Collected data entries:
--- START ---

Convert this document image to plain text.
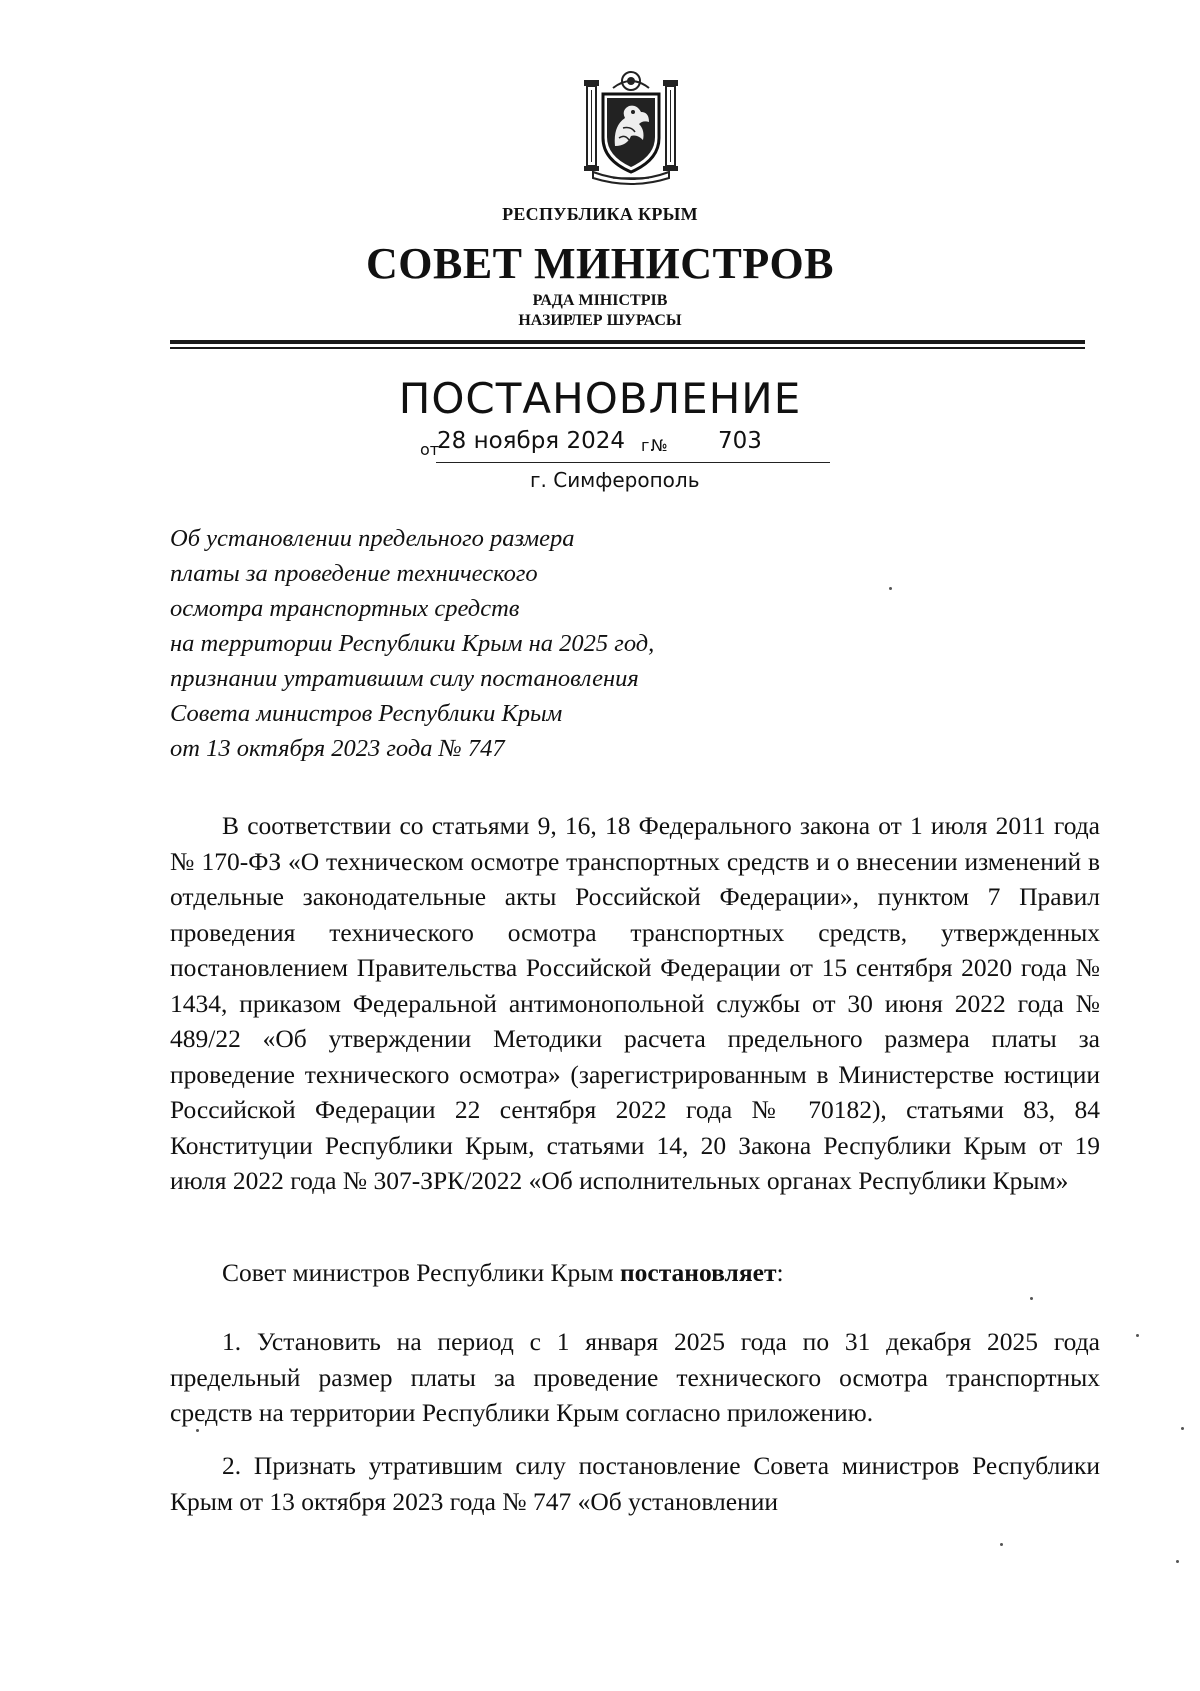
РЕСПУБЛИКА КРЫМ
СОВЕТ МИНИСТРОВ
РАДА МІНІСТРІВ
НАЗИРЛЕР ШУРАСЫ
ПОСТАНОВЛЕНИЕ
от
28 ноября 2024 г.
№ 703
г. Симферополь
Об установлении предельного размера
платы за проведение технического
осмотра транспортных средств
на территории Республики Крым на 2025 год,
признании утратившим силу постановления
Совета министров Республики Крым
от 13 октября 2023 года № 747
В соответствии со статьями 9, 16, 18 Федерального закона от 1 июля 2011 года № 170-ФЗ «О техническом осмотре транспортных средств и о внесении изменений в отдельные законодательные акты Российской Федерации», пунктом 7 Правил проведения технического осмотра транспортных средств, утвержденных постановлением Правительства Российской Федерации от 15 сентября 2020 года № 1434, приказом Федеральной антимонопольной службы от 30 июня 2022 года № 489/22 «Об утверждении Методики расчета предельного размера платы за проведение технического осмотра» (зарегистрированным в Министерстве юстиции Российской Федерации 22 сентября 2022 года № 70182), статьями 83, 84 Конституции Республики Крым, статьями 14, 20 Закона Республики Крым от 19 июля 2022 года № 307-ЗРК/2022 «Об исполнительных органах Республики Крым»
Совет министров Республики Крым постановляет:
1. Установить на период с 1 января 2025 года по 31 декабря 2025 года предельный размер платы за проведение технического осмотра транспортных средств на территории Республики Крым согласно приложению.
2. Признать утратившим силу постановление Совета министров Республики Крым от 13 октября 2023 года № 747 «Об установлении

--- END ---

=== WHAT IS NEEDED ===
Reproduce the listing word for word and omit its pictures.

=== OUTPUT FOR THIS TASK ===
Convert this document image to plain text.
РЕСПУБЛИКА КРЫМ
СОВЕТ МИНИСТРОВ
РАДА МІНІСТРІВ
НАЗИРЛЕР ШУРАСЫ
ПОСТАНОВЛЕНИЕ
от
28 ноября 2024 г.
№ 703
г. Симферополь
Об установлении предельного размера
платы за проведение технического
осмотра транспортных средств
на территории Республики Крым на 2025 год,
признании утратившим силу постановления
Совета министров Республики Крым
от 13 октября 2023 года № 747
В соответствии со статьями 9, 16, 18 Федерального закона от 1 июля 2011 года № 170-ФЗ «О техническом осмотре транспортных средств и о внесении изменений в отдельные законодательные акты Российской Федерации», пунктом 7 Правил проведения технического осмотра транспортных средств, утвержденных постановлением Правительства Российской Федерации от 15 сентября 2020 года № 1434, приказом Федеральной антимонопольной службы от 30 июня 2022 года № 489/22 «Об утверждении Методики расчета предельного размера платы за проведение технического осмотра» (зарегистрированным в Министерстве юстиции Российской Федерации 22 сентября 2022 года № 70182), статьями 83, 84 Конституции Республики Крым, статьями 14, 20 Закона Республики Крым от 19 июля 2022 года № 307-ЗРК/2022 «Об исполнительных органах Республики Крым»
Совет министров Республики Крым постановляет:
1. Установить на период с 1 января 2025 года по 31 декабря 2025 года предельный размер платы за проведение технического осмотра транспортных средств на территории Республики Крым согласно приложению.
2. Признать утратившим силу постановление Совета министров Республики Крым от 13 октября 2023 года № 747 «Об установлении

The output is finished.